Copy out each line in the material below that has the word "JSON".
## BEGIN THE RECORDS
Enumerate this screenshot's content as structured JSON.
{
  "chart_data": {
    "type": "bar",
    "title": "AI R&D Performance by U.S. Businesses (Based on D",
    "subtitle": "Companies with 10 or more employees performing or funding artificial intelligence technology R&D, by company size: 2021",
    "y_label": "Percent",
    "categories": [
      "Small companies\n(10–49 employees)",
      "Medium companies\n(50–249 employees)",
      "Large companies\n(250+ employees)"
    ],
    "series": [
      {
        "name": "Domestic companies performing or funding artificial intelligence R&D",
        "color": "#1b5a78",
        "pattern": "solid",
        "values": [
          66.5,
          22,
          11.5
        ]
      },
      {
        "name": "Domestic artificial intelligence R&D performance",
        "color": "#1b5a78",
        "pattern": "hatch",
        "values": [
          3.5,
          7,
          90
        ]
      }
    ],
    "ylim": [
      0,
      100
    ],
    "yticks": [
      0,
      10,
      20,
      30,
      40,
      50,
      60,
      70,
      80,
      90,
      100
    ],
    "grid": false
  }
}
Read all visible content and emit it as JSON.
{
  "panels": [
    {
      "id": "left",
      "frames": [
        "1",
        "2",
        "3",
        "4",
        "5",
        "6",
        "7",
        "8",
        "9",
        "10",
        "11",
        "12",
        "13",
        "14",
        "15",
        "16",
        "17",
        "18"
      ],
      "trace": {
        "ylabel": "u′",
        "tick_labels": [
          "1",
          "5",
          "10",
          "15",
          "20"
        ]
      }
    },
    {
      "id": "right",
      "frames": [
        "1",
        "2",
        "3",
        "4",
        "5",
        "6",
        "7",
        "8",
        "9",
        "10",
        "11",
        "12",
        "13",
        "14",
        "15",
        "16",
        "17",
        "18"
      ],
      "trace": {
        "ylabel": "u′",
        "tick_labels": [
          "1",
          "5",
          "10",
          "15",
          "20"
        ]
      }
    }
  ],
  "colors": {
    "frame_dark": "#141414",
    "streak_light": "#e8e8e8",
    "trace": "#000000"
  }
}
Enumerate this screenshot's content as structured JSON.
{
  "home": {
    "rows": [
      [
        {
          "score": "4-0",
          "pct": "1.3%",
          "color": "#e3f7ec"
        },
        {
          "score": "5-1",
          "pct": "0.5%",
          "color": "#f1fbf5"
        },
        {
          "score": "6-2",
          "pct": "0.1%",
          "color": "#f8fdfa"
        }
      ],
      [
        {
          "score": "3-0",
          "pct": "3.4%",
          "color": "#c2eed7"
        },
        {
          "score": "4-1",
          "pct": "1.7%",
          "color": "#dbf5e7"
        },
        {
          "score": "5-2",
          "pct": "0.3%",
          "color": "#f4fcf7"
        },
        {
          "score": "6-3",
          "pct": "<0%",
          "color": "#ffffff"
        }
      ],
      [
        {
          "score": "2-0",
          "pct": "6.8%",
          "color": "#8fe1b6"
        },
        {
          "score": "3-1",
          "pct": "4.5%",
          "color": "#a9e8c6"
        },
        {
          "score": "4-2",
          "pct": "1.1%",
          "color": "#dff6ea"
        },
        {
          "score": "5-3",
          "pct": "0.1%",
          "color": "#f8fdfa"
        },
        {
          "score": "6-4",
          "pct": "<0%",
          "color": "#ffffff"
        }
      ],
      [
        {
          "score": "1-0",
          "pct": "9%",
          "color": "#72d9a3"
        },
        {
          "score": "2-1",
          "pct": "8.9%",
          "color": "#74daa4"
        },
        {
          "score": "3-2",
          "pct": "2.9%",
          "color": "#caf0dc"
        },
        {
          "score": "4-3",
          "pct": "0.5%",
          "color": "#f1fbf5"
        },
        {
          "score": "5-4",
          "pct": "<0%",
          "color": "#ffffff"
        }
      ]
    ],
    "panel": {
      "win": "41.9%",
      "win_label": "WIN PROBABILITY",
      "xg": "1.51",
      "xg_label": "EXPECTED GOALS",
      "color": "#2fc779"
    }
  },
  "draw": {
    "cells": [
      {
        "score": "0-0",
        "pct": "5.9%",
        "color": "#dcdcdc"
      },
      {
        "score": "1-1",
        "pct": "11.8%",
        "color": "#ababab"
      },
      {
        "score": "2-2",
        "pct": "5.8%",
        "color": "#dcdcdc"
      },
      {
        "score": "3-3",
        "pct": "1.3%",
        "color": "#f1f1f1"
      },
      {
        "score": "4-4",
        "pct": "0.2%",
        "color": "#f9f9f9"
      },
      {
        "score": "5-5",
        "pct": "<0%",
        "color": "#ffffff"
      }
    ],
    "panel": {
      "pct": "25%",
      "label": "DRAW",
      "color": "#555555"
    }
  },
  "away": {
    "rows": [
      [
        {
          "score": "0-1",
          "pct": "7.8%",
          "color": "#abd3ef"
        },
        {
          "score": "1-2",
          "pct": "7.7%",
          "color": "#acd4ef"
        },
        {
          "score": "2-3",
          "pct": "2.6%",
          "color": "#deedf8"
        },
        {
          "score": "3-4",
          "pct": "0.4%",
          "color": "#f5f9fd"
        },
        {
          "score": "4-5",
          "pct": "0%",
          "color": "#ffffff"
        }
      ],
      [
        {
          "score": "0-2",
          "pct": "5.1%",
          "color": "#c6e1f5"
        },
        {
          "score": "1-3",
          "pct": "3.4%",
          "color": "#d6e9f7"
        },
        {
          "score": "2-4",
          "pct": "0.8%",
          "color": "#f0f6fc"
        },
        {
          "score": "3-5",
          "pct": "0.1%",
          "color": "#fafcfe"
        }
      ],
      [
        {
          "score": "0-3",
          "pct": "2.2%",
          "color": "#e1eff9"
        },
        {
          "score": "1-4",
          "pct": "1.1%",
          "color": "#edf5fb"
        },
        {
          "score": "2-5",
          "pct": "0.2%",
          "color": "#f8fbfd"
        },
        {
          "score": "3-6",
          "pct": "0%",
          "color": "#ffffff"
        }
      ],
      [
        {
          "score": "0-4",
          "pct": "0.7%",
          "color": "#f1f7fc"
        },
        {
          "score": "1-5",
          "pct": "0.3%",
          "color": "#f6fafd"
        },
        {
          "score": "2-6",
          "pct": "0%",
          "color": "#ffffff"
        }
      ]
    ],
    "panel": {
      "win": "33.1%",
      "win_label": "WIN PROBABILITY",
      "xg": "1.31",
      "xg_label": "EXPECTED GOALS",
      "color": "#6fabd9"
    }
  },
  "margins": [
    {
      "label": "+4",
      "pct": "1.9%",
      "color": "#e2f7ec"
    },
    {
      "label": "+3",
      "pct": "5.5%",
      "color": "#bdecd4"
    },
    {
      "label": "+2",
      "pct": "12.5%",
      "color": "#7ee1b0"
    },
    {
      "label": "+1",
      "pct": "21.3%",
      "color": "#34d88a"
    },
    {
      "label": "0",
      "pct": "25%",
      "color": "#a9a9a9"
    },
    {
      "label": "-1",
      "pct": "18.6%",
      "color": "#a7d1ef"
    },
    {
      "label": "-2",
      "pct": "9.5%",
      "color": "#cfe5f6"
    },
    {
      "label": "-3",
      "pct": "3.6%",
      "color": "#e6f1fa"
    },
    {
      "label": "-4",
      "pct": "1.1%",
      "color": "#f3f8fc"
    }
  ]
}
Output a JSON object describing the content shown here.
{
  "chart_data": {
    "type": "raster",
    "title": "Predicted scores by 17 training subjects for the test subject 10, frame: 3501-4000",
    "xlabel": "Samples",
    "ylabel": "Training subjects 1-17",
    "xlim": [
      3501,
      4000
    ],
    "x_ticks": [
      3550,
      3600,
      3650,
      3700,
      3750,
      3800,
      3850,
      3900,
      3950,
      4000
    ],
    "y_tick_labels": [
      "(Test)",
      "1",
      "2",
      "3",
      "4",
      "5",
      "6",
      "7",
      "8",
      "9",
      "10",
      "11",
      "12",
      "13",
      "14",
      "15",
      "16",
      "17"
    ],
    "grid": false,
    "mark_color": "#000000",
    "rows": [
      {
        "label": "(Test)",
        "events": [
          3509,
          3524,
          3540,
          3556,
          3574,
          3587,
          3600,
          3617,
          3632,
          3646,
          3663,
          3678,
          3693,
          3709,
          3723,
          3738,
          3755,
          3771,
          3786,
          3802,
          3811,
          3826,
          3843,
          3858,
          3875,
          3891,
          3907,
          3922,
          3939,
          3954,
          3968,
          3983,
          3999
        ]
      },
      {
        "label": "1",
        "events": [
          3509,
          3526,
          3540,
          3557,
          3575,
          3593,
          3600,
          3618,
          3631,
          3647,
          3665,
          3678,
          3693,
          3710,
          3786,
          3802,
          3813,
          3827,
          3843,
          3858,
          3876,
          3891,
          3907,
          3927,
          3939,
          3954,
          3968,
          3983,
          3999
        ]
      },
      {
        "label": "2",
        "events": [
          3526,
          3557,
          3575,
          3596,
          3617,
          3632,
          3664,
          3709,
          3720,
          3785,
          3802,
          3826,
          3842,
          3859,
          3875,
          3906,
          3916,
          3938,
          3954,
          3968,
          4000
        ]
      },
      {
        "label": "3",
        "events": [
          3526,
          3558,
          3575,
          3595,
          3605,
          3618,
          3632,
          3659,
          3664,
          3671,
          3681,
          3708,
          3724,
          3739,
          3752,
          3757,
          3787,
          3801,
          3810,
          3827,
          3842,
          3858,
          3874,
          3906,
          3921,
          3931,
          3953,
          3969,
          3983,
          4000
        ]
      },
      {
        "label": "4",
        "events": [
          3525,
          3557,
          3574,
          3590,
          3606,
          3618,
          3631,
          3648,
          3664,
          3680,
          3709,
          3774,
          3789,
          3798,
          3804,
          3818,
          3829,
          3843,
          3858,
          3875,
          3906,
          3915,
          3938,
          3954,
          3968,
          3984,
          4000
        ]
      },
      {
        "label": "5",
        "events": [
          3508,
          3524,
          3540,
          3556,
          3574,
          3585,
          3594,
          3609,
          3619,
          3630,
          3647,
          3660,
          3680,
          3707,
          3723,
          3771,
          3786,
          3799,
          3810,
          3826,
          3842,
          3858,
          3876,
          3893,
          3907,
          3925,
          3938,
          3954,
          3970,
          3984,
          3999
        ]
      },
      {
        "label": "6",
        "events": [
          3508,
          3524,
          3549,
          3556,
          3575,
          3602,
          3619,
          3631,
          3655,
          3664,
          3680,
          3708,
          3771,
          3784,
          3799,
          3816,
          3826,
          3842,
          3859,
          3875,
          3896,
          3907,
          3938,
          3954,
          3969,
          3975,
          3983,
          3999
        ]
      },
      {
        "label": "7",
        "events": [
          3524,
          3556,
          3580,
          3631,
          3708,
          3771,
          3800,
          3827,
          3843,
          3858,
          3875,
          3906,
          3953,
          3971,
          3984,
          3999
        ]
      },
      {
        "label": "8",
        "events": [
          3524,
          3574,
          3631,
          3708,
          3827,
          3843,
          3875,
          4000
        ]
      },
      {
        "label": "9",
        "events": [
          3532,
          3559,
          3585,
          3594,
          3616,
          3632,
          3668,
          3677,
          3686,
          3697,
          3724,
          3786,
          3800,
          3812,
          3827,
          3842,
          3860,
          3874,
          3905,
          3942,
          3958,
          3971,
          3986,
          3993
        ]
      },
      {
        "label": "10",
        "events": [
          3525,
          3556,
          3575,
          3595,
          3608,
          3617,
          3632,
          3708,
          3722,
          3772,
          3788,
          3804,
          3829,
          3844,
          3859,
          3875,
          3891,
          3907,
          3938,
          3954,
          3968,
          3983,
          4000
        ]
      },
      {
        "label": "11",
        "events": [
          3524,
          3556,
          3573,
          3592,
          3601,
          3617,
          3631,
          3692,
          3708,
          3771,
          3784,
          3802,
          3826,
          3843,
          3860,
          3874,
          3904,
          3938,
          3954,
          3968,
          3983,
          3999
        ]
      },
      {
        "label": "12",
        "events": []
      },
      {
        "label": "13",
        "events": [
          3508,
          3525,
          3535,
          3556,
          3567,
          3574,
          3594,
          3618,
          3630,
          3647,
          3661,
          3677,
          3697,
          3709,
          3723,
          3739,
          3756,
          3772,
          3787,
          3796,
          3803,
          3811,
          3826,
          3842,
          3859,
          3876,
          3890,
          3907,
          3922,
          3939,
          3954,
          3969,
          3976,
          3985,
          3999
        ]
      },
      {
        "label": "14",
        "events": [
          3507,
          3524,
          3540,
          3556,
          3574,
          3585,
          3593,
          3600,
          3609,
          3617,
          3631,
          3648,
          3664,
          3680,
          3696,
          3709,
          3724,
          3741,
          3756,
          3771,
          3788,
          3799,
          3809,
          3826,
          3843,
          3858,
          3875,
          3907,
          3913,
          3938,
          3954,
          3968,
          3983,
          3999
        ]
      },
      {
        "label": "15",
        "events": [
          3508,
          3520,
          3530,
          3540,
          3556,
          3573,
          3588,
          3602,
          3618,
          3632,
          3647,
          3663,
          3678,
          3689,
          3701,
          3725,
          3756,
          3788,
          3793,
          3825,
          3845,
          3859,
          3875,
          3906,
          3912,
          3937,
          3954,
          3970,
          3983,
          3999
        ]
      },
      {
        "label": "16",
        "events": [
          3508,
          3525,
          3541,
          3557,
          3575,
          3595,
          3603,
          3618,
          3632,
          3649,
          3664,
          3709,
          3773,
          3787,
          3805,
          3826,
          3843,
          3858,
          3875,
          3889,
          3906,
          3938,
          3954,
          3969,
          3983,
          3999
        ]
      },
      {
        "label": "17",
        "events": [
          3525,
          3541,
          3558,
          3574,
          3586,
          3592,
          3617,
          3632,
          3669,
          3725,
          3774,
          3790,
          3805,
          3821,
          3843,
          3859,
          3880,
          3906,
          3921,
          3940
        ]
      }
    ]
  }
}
## END THE RECORDS
- WRITTEN SOLUTION:
Enumerate this screenshot's content as structured JSON.
Read all visible content and emit it as JSON.
Enumerate this screenshot's content as structured JSON.
Output a JSON object describing the content shown here.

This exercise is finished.